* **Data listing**
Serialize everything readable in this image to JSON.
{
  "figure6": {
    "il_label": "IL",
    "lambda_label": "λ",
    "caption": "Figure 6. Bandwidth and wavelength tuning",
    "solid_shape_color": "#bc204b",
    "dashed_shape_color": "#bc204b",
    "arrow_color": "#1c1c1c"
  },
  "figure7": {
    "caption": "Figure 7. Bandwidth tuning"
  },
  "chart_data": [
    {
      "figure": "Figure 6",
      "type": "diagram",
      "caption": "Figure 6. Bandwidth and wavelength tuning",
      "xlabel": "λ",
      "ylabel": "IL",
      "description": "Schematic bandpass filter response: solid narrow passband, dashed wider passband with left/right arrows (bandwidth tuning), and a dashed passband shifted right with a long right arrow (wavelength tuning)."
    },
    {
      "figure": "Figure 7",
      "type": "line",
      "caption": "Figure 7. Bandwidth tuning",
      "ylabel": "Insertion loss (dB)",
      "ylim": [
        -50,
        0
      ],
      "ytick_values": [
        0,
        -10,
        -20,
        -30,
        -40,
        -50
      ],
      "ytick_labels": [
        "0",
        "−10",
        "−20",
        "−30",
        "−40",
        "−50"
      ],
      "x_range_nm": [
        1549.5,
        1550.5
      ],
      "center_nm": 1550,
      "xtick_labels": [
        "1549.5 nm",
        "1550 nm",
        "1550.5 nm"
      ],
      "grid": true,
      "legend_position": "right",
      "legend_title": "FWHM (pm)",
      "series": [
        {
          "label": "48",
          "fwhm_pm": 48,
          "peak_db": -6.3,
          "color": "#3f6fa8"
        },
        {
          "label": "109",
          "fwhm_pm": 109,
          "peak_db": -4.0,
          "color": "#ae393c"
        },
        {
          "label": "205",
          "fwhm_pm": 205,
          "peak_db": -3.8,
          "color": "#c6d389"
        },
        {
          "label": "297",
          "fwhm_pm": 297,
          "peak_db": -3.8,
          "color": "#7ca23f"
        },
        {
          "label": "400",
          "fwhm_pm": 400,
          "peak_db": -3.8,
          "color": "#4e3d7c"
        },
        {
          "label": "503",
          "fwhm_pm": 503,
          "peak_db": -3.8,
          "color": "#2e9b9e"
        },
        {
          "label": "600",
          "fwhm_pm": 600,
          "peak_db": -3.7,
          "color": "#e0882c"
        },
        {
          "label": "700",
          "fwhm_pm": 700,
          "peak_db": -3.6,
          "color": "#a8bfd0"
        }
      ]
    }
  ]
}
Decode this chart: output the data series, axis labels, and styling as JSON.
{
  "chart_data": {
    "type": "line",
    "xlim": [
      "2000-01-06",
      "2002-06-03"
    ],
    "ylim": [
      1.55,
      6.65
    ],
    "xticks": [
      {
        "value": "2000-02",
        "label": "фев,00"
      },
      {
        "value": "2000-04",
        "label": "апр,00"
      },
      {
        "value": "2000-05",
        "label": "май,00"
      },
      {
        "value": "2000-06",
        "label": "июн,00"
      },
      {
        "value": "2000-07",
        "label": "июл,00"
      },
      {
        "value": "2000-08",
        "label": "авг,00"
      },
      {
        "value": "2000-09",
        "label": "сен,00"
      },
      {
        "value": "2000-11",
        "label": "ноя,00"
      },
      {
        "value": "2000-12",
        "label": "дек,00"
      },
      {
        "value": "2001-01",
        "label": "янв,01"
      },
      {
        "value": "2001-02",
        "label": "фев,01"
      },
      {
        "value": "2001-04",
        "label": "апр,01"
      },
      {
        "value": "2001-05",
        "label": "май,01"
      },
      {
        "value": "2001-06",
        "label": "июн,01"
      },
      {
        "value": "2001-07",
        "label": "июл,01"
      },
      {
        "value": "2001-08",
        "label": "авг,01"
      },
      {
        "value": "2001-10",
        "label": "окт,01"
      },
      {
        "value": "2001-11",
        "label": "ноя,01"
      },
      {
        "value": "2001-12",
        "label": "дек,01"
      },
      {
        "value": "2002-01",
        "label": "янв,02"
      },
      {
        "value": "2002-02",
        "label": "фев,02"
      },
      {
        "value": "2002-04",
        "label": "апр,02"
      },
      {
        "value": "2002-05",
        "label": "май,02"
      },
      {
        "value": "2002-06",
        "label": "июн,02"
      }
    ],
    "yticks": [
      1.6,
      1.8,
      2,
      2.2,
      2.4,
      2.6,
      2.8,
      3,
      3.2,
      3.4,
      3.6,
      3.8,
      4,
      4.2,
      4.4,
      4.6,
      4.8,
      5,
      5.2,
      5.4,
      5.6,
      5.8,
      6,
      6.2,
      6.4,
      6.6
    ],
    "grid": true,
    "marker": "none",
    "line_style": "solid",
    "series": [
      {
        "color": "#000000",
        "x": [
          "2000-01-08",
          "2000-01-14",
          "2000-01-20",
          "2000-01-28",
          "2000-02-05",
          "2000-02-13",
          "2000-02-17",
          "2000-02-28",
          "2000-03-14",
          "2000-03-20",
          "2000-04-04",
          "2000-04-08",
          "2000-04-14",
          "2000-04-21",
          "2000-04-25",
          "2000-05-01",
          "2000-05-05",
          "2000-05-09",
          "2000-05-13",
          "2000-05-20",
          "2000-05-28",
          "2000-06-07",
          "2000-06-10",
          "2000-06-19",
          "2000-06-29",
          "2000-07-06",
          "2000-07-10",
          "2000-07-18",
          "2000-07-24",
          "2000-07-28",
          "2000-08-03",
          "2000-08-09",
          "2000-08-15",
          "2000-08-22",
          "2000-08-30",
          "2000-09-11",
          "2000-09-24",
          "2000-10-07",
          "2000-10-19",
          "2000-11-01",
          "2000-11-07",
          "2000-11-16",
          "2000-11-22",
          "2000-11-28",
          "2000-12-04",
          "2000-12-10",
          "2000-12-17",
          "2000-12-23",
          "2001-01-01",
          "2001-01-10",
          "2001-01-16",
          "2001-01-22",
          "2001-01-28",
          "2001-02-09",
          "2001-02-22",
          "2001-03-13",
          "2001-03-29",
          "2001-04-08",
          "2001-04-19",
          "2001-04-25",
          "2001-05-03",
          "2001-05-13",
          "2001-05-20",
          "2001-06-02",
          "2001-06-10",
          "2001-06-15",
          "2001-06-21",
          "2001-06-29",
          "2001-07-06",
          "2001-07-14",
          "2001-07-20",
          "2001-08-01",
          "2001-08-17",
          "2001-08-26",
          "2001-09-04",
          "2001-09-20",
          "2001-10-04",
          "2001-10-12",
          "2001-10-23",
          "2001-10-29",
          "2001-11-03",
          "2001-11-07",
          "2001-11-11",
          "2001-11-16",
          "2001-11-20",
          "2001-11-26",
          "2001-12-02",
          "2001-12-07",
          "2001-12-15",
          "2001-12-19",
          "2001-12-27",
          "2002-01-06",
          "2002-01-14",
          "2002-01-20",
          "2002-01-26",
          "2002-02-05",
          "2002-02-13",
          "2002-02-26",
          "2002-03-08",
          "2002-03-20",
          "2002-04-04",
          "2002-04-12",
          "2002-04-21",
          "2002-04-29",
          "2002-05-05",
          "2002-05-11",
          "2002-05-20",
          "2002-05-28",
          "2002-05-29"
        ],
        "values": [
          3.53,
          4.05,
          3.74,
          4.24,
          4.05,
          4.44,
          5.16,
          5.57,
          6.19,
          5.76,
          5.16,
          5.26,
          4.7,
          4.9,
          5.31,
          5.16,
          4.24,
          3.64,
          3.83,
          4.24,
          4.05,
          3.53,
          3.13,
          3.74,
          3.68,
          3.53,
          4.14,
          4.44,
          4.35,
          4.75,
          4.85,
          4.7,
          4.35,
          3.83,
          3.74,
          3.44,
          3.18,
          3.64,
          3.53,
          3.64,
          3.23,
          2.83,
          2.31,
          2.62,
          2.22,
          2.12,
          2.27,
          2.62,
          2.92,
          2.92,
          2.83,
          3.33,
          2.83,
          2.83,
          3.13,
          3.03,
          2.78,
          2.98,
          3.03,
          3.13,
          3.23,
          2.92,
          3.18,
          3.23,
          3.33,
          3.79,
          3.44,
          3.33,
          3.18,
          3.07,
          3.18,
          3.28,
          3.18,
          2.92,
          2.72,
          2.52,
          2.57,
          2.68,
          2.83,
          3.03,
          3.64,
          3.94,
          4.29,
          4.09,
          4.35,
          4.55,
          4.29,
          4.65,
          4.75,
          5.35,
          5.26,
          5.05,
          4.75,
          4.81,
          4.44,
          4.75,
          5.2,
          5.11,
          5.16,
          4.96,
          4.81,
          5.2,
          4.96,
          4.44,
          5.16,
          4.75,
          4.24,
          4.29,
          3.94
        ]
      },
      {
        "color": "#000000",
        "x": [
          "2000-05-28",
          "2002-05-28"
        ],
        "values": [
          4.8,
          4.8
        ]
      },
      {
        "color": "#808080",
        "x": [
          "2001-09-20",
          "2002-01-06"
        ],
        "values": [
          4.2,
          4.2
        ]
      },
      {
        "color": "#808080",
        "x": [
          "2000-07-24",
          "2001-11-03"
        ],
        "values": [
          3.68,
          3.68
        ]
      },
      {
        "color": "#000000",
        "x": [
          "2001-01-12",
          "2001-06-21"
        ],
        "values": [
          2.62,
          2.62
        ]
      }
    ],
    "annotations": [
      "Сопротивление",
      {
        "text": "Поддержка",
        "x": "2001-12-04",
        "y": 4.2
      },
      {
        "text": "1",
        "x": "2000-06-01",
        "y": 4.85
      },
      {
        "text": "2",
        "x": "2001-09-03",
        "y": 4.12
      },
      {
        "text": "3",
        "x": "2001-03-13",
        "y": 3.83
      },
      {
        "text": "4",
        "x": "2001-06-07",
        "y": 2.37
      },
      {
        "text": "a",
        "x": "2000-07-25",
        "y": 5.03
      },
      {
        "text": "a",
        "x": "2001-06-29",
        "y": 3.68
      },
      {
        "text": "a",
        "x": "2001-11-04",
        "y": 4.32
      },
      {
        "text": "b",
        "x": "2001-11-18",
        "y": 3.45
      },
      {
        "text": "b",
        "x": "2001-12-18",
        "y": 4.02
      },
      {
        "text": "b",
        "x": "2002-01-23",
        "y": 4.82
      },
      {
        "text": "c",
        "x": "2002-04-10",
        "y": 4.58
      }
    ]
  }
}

* **What you need to do**
Answer with one number: how many lines of the entries above include the word "right".

* **Completed exercise**
2